**Written instruction**
Where a line in the listing contains the string "Preview", copy that line out.

**Supplied records**
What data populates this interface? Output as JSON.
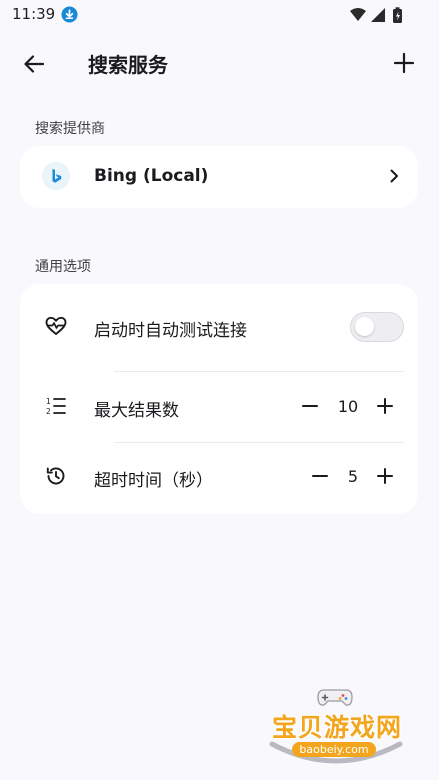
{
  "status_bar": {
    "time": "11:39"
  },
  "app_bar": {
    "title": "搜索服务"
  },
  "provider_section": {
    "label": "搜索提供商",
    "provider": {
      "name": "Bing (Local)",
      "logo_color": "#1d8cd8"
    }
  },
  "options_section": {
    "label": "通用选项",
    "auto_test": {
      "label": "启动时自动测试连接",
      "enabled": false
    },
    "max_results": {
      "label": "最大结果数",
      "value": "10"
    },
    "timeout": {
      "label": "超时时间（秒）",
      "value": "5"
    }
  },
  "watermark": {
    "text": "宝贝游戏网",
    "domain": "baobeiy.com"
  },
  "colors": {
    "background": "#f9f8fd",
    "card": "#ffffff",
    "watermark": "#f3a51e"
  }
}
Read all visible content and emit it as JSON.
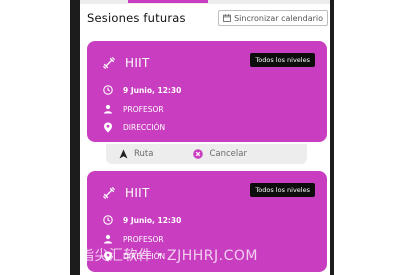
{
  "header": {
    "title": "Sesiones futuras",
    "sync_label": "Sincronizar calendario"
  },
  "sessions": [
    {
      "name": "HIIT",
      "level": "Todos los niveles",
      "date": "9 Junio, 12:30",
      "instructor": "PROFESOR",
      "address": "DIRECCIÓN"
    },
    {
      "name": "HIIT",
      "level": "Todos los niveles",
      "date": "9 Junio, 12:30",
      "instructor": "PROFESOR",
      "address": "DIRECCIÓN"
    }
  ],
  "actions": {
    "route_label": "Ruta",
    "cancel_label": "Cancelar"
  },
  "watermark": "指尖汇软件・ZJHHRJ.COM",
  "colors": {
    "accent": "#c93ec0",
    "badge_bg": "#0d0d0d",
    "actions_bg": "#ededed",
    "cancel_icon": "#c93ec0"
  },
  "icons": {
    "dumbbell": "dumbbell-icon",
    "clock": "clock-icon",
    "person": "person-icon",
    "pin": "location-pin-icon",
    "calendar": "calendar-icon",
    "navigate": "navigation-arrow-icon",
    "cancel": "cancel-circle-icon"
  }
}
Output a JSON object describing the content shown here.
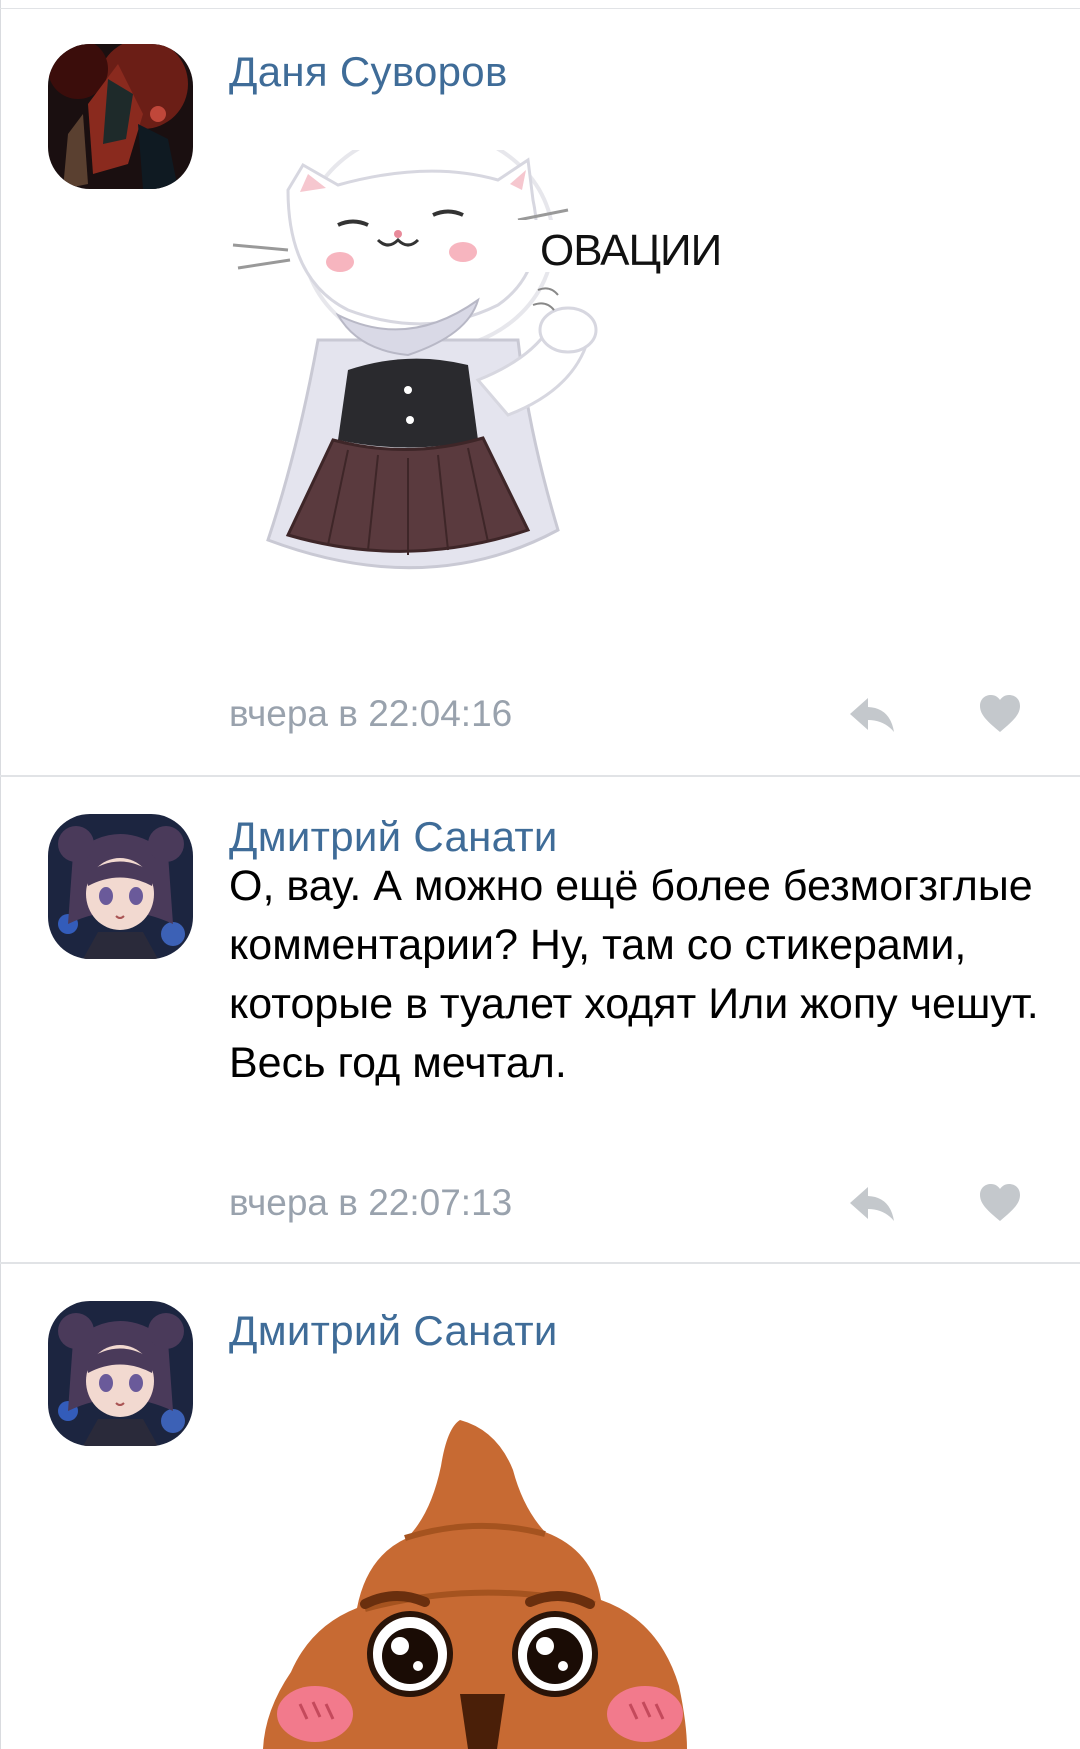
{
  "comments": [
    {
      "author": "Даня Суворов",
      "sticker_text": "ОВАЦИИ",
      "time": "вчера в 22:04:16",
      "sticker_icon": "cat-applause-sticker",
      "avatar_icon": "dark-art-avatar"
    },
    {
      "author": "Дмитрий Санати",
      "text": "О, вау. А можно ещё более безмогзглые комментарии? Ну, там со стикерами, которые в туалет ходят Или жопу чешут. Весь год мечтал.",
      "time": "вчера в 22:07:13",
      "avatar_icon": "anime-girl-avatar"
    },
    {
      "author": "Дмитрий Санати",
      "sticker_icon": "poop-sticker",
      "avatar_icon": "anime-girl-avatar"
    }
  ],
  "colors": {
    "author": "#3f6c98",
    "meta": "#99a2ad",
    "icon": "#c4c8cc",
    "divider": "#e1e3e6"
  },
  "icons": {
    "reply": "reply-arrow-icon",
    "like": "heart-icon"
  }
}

---

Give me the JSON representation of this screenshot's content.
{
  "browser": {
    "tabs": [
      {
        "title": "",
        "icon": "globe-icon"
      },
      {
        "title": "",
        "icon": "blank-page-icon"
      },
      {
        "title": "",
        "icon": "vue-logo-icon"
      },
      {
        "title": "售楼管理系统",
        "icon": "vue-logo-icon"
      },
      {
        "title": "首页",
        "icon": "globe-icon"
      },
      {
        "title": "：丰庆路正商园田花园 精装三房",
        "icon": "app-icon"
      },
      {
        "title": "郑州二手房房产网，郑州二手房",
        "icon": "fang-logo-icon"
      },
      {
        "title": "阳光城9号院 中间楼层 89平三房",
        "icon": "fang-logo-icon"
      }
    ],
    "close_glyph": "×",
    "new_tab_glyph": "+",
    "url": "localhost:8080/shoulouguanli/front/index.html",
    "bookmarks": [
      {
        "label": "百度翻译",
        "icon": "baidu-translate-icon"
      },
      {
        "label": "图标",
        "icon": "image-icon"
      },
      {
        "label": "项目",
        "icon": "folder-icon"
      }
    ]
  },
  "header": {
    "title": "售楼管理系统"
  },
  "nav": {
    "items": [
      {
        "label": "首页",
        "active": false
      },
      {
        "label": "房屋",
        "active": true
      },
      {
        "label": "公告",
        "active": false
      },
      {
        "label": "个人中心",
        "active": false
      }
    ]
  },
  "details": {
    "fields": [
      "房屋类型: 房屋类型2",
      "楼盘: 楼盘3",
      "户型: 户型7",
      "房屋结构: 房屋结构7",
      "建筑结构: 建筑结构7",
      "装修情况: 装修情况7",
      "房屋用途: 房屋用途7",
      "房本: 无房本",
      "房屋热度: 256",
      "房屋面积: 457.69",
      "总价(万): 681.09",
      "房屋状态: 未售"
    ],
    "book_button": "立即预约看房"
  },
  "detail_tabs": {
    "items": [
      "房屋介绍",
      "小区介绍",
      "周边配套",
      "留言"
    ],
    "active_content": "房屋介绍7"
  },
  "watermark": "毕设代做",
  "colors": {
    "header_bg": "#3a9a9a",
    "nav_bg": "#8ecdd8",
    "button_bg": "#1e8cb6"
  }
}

==

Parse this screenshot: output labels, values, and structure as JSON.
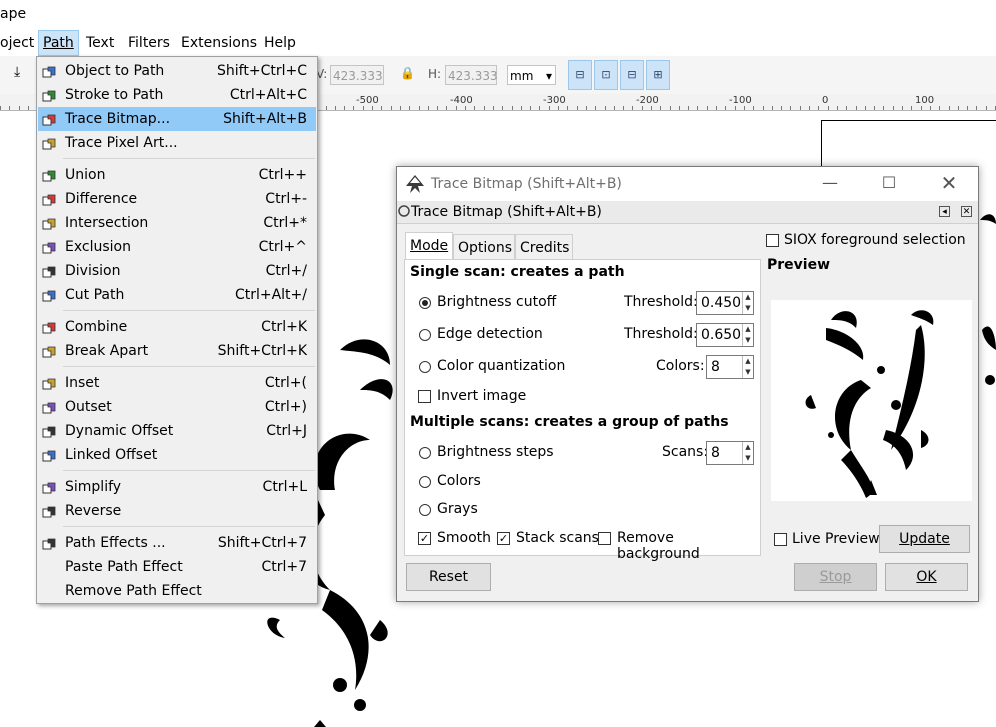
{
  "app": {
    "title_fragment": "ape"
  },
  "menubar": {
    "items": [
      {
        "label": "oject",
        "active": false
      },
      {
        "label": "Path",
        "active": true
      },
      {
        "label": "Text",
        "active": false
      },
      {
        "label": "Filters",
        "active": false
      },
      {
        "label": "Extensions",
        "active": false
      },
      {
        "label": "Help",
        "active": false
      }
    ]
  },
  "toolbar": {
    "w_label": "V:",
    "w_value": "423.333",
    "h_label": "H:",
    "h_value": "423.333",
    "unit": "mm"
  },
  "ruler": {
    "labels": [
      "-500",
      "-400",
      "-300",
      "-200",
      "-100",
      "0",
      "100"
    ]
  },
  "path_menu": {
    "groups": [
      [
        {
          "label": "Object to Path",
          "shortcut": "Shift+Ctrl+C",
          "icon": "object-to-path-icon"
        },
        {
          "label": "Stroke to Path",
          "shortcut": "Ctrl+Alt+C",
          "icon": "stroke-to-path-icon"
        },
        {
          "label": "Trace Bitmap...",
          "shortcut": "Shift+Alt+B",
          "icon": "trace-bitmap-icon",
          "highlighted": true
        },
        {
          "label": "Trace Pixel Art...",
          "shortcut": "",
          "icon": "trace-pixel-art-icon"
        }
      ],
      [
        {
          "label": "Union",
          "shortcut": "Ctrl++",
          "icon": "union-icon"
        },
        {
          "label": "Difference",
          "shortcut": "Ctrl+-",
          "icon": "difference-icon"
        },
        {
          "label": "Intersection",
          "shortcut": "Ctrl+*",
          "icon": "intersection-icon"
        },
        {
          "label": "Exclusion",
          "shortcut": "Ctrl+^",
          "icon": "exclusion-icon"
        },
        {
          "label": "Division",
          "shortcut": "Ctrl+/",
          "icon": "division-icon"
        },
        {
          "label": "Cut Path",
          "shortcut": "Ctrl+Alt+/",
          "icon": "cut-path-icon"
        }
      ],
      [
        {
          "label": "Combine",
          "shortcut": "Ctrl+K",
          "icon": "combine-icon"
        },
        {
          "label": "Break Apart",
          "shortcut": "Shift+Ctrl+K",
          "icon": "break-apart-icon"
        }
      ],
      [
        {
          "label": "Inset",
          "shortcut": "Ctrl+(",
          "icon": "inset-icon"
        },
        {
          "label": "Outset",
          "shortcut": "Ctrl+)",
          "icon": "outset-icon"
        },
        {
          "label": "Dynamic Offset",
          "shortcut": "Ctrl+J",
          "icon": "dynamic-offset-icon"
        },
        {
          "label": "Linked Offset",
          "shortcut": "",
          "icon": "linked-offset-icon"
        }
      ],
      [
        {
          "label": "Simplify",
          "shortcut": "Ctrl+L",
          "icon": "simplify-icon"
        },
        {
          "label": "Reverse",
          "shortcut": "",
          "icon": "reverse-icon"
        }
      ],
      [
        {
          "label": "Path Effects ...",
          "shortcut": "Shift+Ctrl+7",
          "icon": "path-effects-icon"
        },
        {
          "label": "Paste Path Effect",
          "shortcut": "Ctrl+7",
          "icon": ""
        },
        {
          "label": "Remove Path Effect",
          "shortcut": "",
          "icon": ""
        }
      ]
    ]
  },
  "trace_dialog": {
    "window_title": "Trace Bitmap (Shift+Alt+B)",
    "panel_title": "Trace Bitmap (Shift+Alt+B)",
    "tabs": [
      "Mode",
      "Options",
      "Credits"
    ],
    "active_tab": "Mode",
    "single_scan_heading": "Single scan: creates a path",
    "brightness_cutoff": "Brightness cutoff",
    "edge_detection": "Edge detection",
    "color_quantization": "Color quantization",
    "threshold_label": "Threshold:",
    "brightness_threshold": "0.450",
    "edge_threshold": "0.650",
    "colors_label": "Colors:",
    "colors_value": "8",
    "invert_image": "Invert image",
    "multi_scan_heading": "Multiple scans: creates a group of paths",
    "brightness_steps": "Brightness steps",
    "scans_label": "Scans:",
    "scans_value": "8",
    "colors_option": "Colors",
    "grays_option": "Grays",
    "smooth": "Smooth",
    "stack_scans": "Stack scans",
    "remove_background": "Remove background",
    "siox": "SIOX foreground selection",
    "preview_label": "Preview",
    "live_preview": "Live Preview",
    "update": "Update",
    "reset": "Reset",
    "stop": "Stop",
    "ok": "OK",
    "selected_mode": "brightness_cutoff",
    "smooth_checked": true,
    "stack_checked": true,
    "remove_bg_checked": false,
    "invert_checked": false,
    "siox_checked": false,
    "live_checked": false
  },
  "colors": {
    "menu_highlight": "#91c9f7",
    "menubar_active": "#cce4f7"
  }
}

**Output of the exercise**
    "preview_label": "Preview",
    "live_preview": "Live Preview",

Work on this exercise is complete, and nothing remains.